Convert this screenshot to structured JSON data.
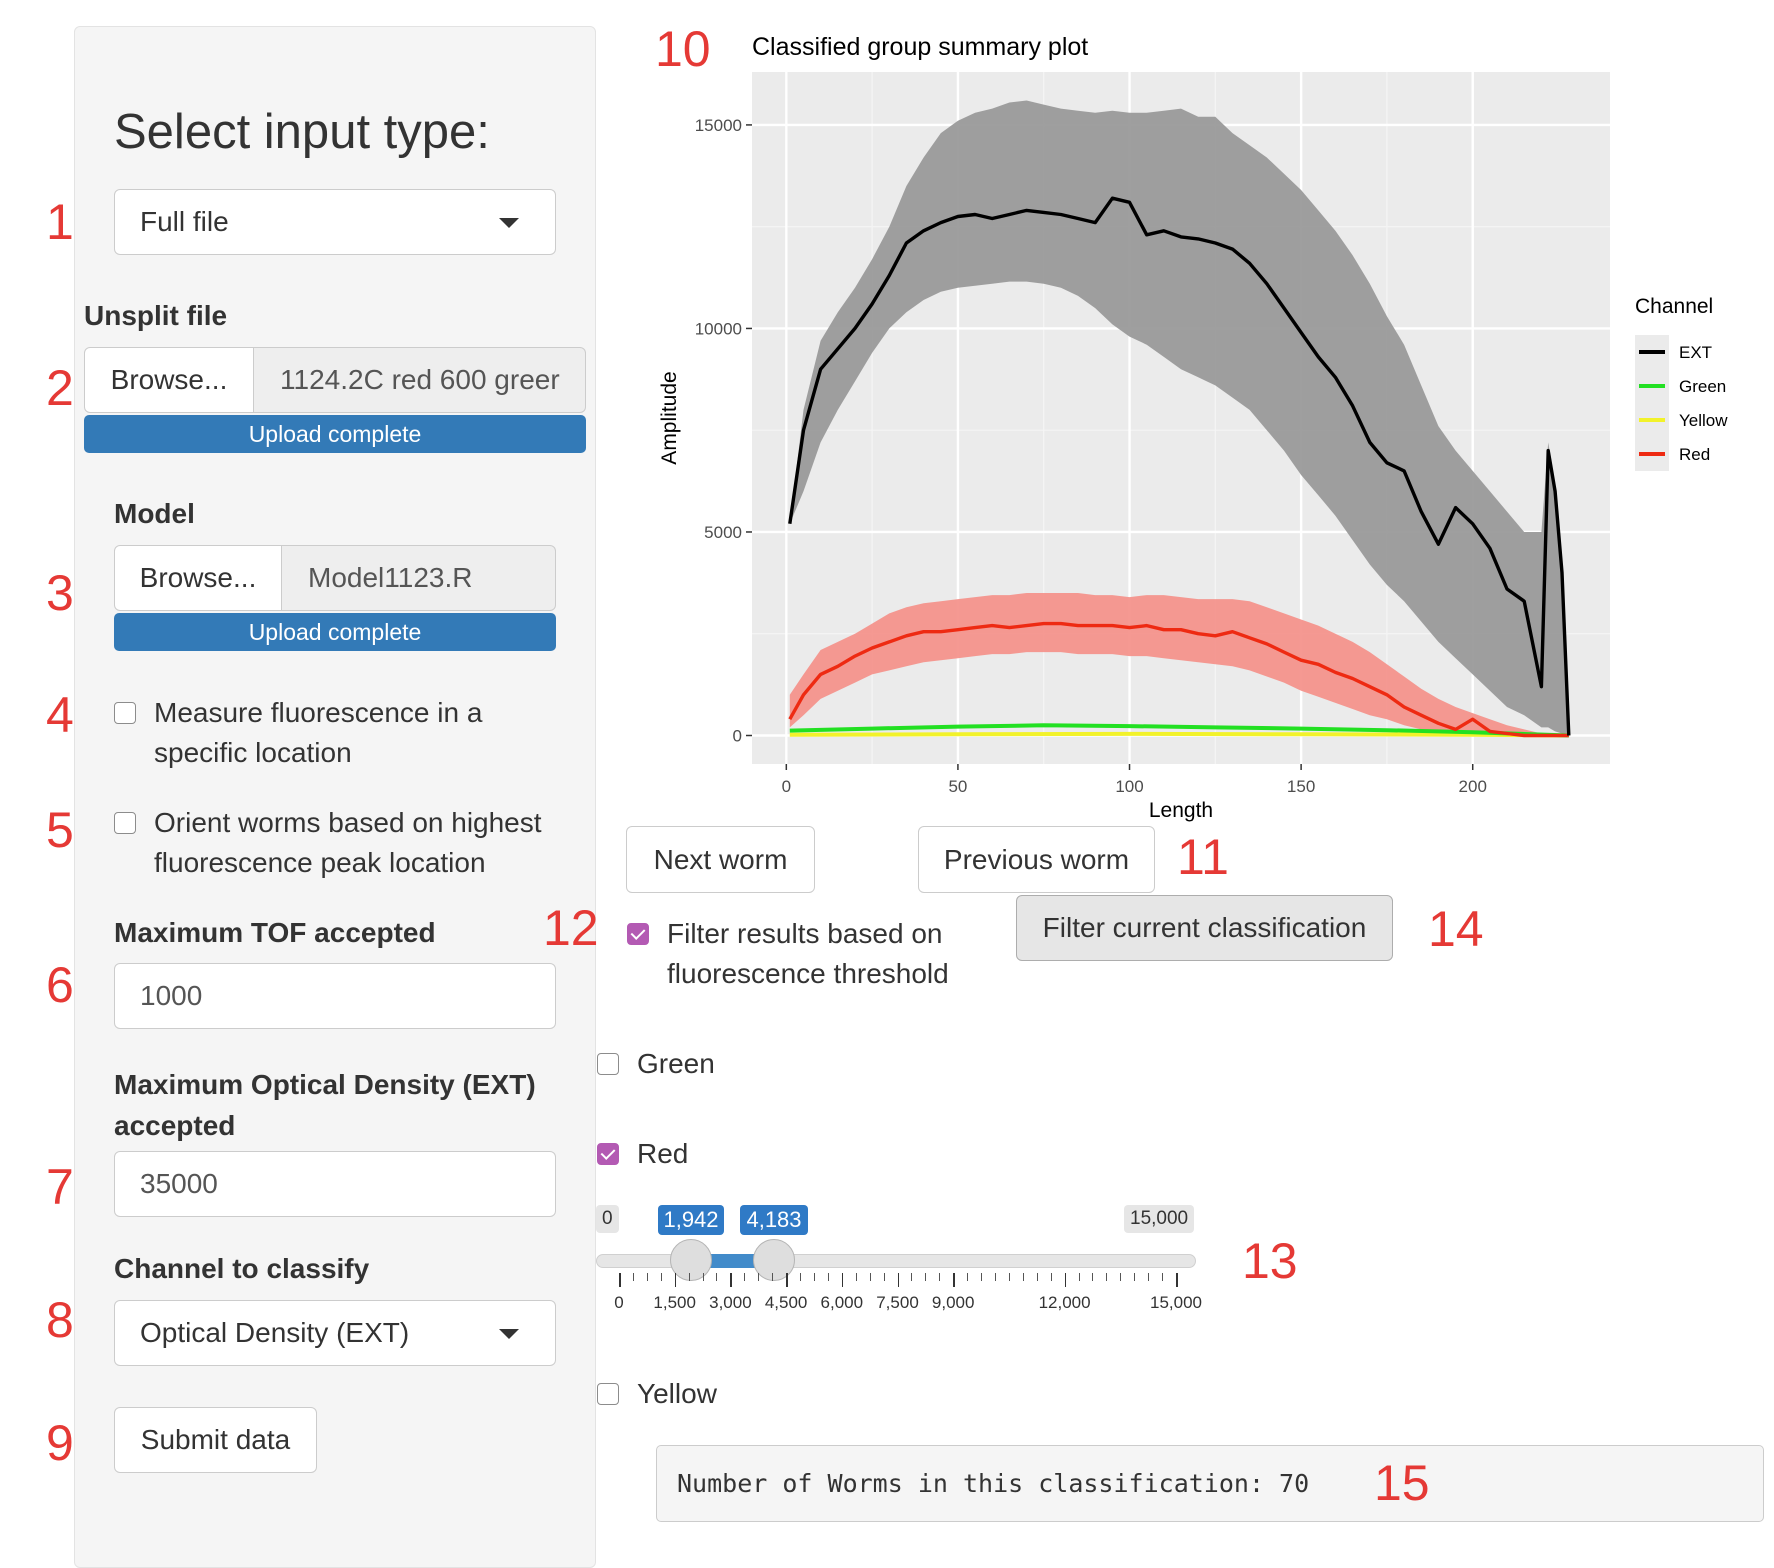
{
  "annotations": [
    "1",
    "2",
    "3",
    "4",
    "5",
    "6",
    "7",
    "8",
    "9",
    "10",
    "11",
    "12",
    "13",
    "14",
    "15"
  ],
  "sidebar": {
    "heading": "Select input type:",
    "input_type": {
      "value": "Full file"
    },
    "unsplit": {
      "label": "Unsplit file",
      "browse": "Browse...",
      "filename": "1124.2C red 600 greer",
      "progress": "Upload complete",
      "progress_fraction": 1.0
    },
    "model": {
      "label": "Model",
      "browse": "Browse...",
      "filename": "Model1123.R",
      "progress": "Upload complete",
      "progress_fraction": 1.0
    },
    "measure_fluor": {
      "line1": "Measure fluorescence in a",
      "line2": "specific location",
      "checked": false
    },
    "orient": {
      "line1": "Orient worms based on highest",
      "line2": "fluorescence peak location",
      "checked": false
    },
    "max_tof": {
      "label": "Maximum TOF accepted",
      "value": "1000"
    },
    "max_ext": {
      "line1": "Maximum Optical Density (EXT)",
      "line2": "accepted",
      "value": "35000"
    },
    "channel": {
      "label": "Channel to classify",
      "value": "Optical Density (EXT)"
    },
    "submit": "Submit data"
  },
  "plot": {
    "title": "Classified group summary plot",
    "xlabel": "Length",
    "ylabel": "Amplitude",
    "legend_title": "Channel",
    "legend": [
      {
        "name": "EXT",
        "color": "#000000"
      },
      {
        "name": "Green",
        "color": "#22e022"
      },
      {
        "name": "Yellow",
        "color": "#f2f22a"
      },
      {
        "name": "Red",
        "color": "#ee2a12"
      }
    ],
    "xticks": [
      "0",
      "50",
      "100",
      "150",
      "200"
    ],
    "yticks": [
      "0",
      "5000",
      "10000",
      "15000"
    ]
  },
  "chart_data": {
    "type": "line",
    "title": "Classified group summary plot",
    "xlabel": "Length",
    "ylabel": "Amplitude",
    "xlim": [
      -10,
      240
    ],
    "ylim": [
      -700,
      16300
    ],
    "grid": true,
    "legend_placement": "right",
    "series": [
      {
        "name": "EXT",
        "color": "#000000",
        "x": [
          1,
          5,
          10,
          15,
          20,
          25,
          30,
          35,
          40,
          45,
          50,
          55,
          60,
          65,
          70,
          75,
          80,
          85,
          90,
          95,
          100,
          105,
          110,
          115,
          120,
          125,
          130,
          135,
          140,
          145,
          150,
          155,
          160,
          165,
          170,
          175,
          180,
          185,
          190,
          195,
          200,
          205,
          210,
          215,
          220,
          222,
          224,
          226,
          228
        ],
        "y": [
          5200,
          7500,
          9000,
          9500,
          10000,
          10600,
          11300,
          12100,
          12400,
          12600,
          12750,
          12800,
          12700,
          12800,
          12900,
          12850,
          12800,
          12700,
          12600,
          13200,
          13100,
          12300,
          12400,
          12250,
          12200,
          12100,
          11950,
          11600,
          11100,
          10500,
          9900,
          9300,
          8800,
          8100,
          7200,
          6700,
          6500,
          5500,
          4700,
          5600,
          5200,
          4600,
          3600,
          3300,
          1200,
          7000,
          6000,
          4000,
          0
        ],
        "band_lo": [
          5200,
          6000,
          7200,
          8000,
          8700,
          9400,
          10000,
          10400,
          10700,
          10900,
          11000,
          11050,
          11100,
          11150,
          11150,
          11100,
          11000,
          10800,
          10500,
          10100,
          9800,
          9600,
          9300,
          9000,
          8800,
          8600,
          8300,
          8000,
          7500,
          7000,
          6400,
          5900,
          5400,
          4800,
          4200,
          3700,
          3300,
          2800,
          2300,
          1900,
          1500,
          1100,
          700,
          500,
          200,
          200,
          100,
          50,
          0
        ],
        "band_hi": [
          5200,
          8000,
          9700,
          10400,
          11000,
          11700,
          12500,
          13500,
          14200,
          14800,
          15100,
          15300,
          15400,
          15550,
          15600,
          15500,
          15400,
          15350,
          15300,
          15350,
          15300,
          15300,
          15350,
          15400,
          15200,
          15200,
          14800,
          14500,
          14200,
          13800,
          13400,
          12900,
          12400,
          11800,
          11100,
          10300,
          9600,
          8600,
          7600,
          7000,
          6500,
          6000,
          5500,
          5000,
          5000,
          7200,
          6200,
          4400,
          0
        ]
      },
      {
        "name": "Red",
        "color": "#ee2a12",
        "x": [
          1,
          5,
          10,
          15,
          20,
          25,
          30,
          35,
          40,
          45,
          50,
          55,
          60,
          65,
          70,
          75,
          80,
          85,
          90,
          95,
          100,
          105,
          110,
          115,
          120,
          125,
          130,
          135,
          140,
          145,
          150,
          155,
          160,
          165,
          170,
          175,
          180,
          185,
          190,
          195,
          200,
          205,
          210,
          215,
          220,
          228
        ],
        "y": [
          400,
          1000,
          1500,
          1700,
          1950,
          2150,
          2300,
          2450,
          2550,
          2550,
          2600,
          2650,
          2700,
          2650,
          2700,
          2750,
          2750,
          2700,
          2700,
          2700,
          2650,
          2700,
          2600,
          2600,
          2500,
          2450,
          2550,
          2400,
          2250,
          2050,
          1850,
          1750,
          1550,
          1400,
          1200,
          1000,
          700,
          500,
          300,
          150,
          400,
          100,
          50,
          0,
          0,
          0
        ],
        "band_lo": [
          200,
          500,
          900,
          1100,
          1300,
          1500,
          1600,
          1700,
          1800,
          1850,
          1900,
          1950,
          2000,
          2000,
          2050,
          2050,
          2050,
          2000,
          2000,
          2000,
          1950,
          1950,
          1900,
          1850,
          1800,
          1750,
          1700,
          1600,
          1450,
          1300,
          1100,
          950,
          800,
          650,
          500,
          400,
          250,
          150,
          80,
          30,
          50,
          20,
          10,
          0,
          0,
          0
        ],
        "band_hi": [
          1000,
          1500,
          2100,
          2300,
          2500,
          2750,
          3000,
          3150,
          3250,
          3300,
          3350,
          3400,
          3450,
          3450,
          3500,
          3500,
          3500,
          3500,
          3450,
          3450,
          3400,
          3450,
          3450,
          3400,
          3350,
          3350,
          3350,
          3300,
          3150,
          3000,
          2850,
          2700,
          2500,
          2300,
          2050,
          1750,
          1450,
          1150,
          900,
          700,
          550,
          400,
          250,
          150,
          50,
          0
        ]
      },
      {
        "name": "Green",
        "color": "#22e022",
        "x": [
          1,
          25,
          50,
          75,
          100,
          125,
          150,
          175,
          200,
          228
        ],
        "y": [
          120,
          170,
          220,
          250,
          230,
          200,
          170,
          130,
          80,
          0
        ]
      },
      {
        "name": "Yellow",
        "color": "#f2f22a",
        "x": [
          1,
          50,
          100,
          150,
          200,
          228
        ],
        "y": [
          20,
          30,
          40,
          30,
          20,
          0
        ]
      }
    ]
  },
  "nav": {
    "next": "Next worm",
    "previous": "Previous worm"
  },
  "filter": {
    "checkbox_line1": "Filter results based on",
    "checkbox_line2": "fluorescence threshold",
    "checked": true,
    "button": "Filter current classification"
  },
  "channels": [
    {
      "label": "Green",
      "checked": false
    },
    {
      "label": "Red",
      "checked": true
    },
    {
      "label": "Yellow",
      "checked": false
    }
  ],
  "slider": {
    "min_label": "0",
    "max_label": "15,000",
    "from_label": "1,942",
    "to_label": "4,183",
    "min": 0,
    "max": 15000,
    "from": 1942,
    "to": 4183,
    "ticks": [
      "0",
      "1,500",
      "3,000",
      "4,500",
      "6,000",
      "7,500",
      "9,000",
      "12,000",
      "15,000"
    ],
    "tick_values": [
      0,
      1500,
      3000,
      4500,
      6000,
      7500,
      9000,
      12000,
      15000
    ]
  },
  "output": {
    "text": "Number of Worms in this classification: 70"
  }
}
****************************************
▸ EXERCISE AIM: Write the full listing out again with every line unchanged, but include no pictures.

▸ ANSWER TO THE EXERCISE:
Convert this screenshot to structured JSON data.
{
  "annotations": [
    "1",
    "2",
    "3",
    "4",
    "5",
    "6",
    "7",
    "8",
    "9",
    "10",
    "11",
    "12",
    "13",
    "14",
    "15"
  ],
  "sidebar": {
    "heading": "Select input type:",
    "input_type": {
      "value": "Full file"
    },
    "unsplit": {
      "label": "Unsplit file",
      "browse": "Browse...",
      "filename": "1124.2C red 600 greer",
      "progress": "Upload complete",
      "progress_fraction": 1.0
    },
    "model": {
      "label": "Model",
      "browse": "Browse...",
      "filename": "Model1123.R",
      "progress": "Upload complete",
      "progress_fraction": 1.0
    },
    "measure_fluor": {
      "line1": "Measure fluorescence in a",
      "line2": "specific location",
      "checked": false
    },
    "orient": {
      "line1": "Orient worms based on highest",
      "line2": "fluorescence peak location",
      "checked": false
    },
    "max_tof": {
      "label": "Maximum TOF accepted",
      "value": "1000"
    },
    "max_ext": {
      "line1": "Maximum Optical Density (EXT)",
      "line2": "accepted",
      "value": "35000"
    },
    "channel": {
      "label": "Channel to classify",
      "value": "Optical Density (EXT)"
    },
    "submit": "Submit data"
  },
  "plot": {
    "title": "Classified group summary plot",
    "xlabel": "Length",
    "ylabel": "Amplitude",
    "legend_title": "Channel",
    "legend": [
      {
        "name": "EXT",
        "color": "#000000"
      },
      {
        "name": "Green",
        "color": "#22e022"
      },
      {
        "name": "Yellow",
        "color": "#f2f22a"
      },
      {
        "name": "Red",
        "color": "#ee2a12"
      }
    ],
    "xticks": [
      "0",
      "50",
      "100",
      "150",
      "200"
    ],
    "yticks": [
      "0",
      "5000",
      "10000",
      "15000"
    ]
  },
  "chart_data": {
    "type": "line",
    "title": "Classified group summary plot",
    "xlabel": "Length",
    "ylabel": "Amplitude",
    "xlim": [
      -10,
      240
    ],
    "ylim": [
      -700,
      16300
    ],
    "grid": true,
    "legend_placement": "right",
    "series": [
      {
        "name": "EXT",
        "color": "#000000",
        "x": [
          1,
          5,
          10,
          15,
          20,
          25,
          30,
          35,
          40,
          45,
          50,
          55,
          60,
          65,
          70,
          75,
          80,
          85,
          90,
          95,
          100,
          105,
          110,
          115,
          120,
          125,
          130,
          135,
          140,
          145,
          150,
          155,
          160,
          165,
          170,
          175,
          180,
          185,
          190,
          195,
          200,
          205,
          210,
          215,
          220,
          222,
          224,
          226,
          228
        ],
        "y": [
          5200,
          7500,
          9000,
          9500,
          10000,
          10600,
          11300,
          12100,
          12400,
          12600,
          12750,
          12800,
          12700,
          12800,
          12900,
          12850,
          12800,
          12700,
          12600,
          13200,
          13100,
          12300,
          12400,
          12250,
          12200,
          12100,
          11950,
          11600,
          11100,
          10500,
          9900,
          9300,
          8800,
          8100,
          7200,
          6700,
          6500,
          5500,
          4700,
          5600,
          5200,
          4600,
          3600,
          3300,
          1200,
          7000,
          6000,
          4000,
          0
        ],
        "band_lo": [
          5200,
          6000,
          7200,
          8000,
          8700,
          9400,
          10000,
          10400,
          10700,
          10900,
          11000,
          11050,
          11100,
          11150,
          11150,
          11100,
          11000,
          10800,
          10500,
          10100,
          9800,
          9600,
          9300,
          9000,
          8800,
          8600,
          8300,
          8000,
          7500,
          7000,
          6400,
          5900,
          5400,
          4800,
          4200,
          3700,
          3300,
          2800,
          2300,
          1900,
          1500,
          1100,
          700,
          500,
          200,
          200,
          100,
          50,
          0
        ],
        "band_hi": [
          5200,
          8000,
          9700,
          10400,
          11000,
          11700,
          12500,
          13500,
          14200,
          14800,
          15100,
          15300,
          15400,
          15550,
          15600,
          15500,
          15400,
          15350,
          15300,
          15350,
          15300,
          15300,
          15350,
          15400,
          15200,
          15200,
          14800,
          14500,
          14200,
          13800,
          13400,
          12900,
          12400,
          11800,
          11100,
          10300,
          9600,
          8600,
          7600,
          7000,
          6500,
          6000,
          5500,
          5000,
          5000,
          7200,
          6200,
          4400,
          0
        ]
      },
      {
        "name": "Red",
        "color": "#ee2a12",
        "x": [
          1,
          5,
          10,
          15,
          20,
          25,
          30,
          35,
          40,
          45,
          50,
          55,
          60,
          65,
          70,
          75,
          80,
          85,
          90,
          95,
          100,
          105,
          110,
          115,
          120,
          125,
          130,
          135,
          140,
          145,
          150,
          155,
          160,
          165,
          170,
          175,
          180,
          185,
          190,
          195,
          200,
          205,
          210,
          215,
          220,
          228
        ],
        "y": [
          400,
          1000,
          1500,
          1700,
          1950,
          2150,
          2300,
          2450,
          2550,
          2550,
          2600,
          2650,
          2700,
          2650,
          2700,
          2750,
          2750,
          2700,
          2700,
          2700,
          2650,
          2700,
          2600,
          2600,
          2500,
          2450,
          2550,
          2400,
          2250,
          2050,
          1850,
          1750,
          1550,
          1400,
          1200,
          1000,
          700,
          500,
          300,
          150,
          400,
          100,
          50,
          0,
          0,
          0
        ],
        "band_lo": [
          200,
          500,
          900,
          1100,
          1300,
          1500,
          1600,
          1700,
          1800,
          1850,
          1900,
          1950,
          2000,
          2000,
          2050,
          2050,
          2050,
          2000,
          2000,
          2000,
          1950,
          1950,
          1900,
          1850,
          1800,
          1750,
          1700,
          1600,
          1450,
          1300,
          1100,
          950,
          800,
          650,
          500,
          400,
          250,
          150,
          80,
          30,
          50,
          20,
          10,
          0,
          0,
          0
        ],
        "band_hi": [
          1000,
          1500,
          2100,
          2300,
          2500,
          2750,
          3000,
          3150,
          3250,
          3300,
          3350,
          3400,
          3450,
          3450,
          3500,
          3500,
          3500,
          3500,
          3450,
          3450,
          3400,
          3450,
          3450,
          3400,
          3350,
          3350,
          3350,
          3300,
          3150,
          3000,
          2850,
          2700,
          2500,
          2300,
          2050,
          1750,
          1450,
          1150,
          900,
          700,
          550,
          400,
          250,
          150,
          50,
          0
        ]
      },
      {
        "name": "Green",
        "color": "#22e022",
        "x": [
          1,
          25,
          50,
          75,
          100,
          125,
          150,
          175,
          200,
          228
        ],
        "y": [
          120,
          170,
          220,
          250,
          230,
          200,
          170,
          130,
          80,
          0
        ]
      },
      {
        "name": "Yellow",
        "color": "#f2f22a",
        "x": [
          1,
          50,
          100,
          150,
          200,
          228
        ],
        "y": [
          20,
          30,
          40,
          30,
          20,
          0
        ]
      }
    ]
  },
  "nav": {
    "next": "Next worm",
    "previous": "Previous worm"
  },
  "filter": {
    "checkbox_line1": "Filter results based on",
    "checkbox_line2": "fluorescence threshold",
    "checked": true,
    "button": "Filter current classification"
  },
  "channels": [
    {
      "label": "Green",
      "checked": false
    },
    {
      "label": "Red",
      "checked": true
    },
    {
      "label": "Yellow",
      "checked": false
    }
  ],
  "slider": {
    "min_label": "0",
    "max_label": "15,000",
    "from_label": "1,942",
    "to_label": "4,183",
    "min": 0,
    "max": 15000,
    "from": 1942,
    "to": 4183,
    "ticks": [
      "0",
      "1,500",
      "3,000",
      "4,500",
      "6,000",
      "7,500",
      "9,000",
      "12,000",
      "15,000"
    ],
    "tick_values": [
      0,
      1500,
      3000,
      4500,
      6000,
      7500,
      9000,
      12000,
      15000
    ]
  },
  "output": {
    "text": "Number of Worms in this classification: 70"
  }
}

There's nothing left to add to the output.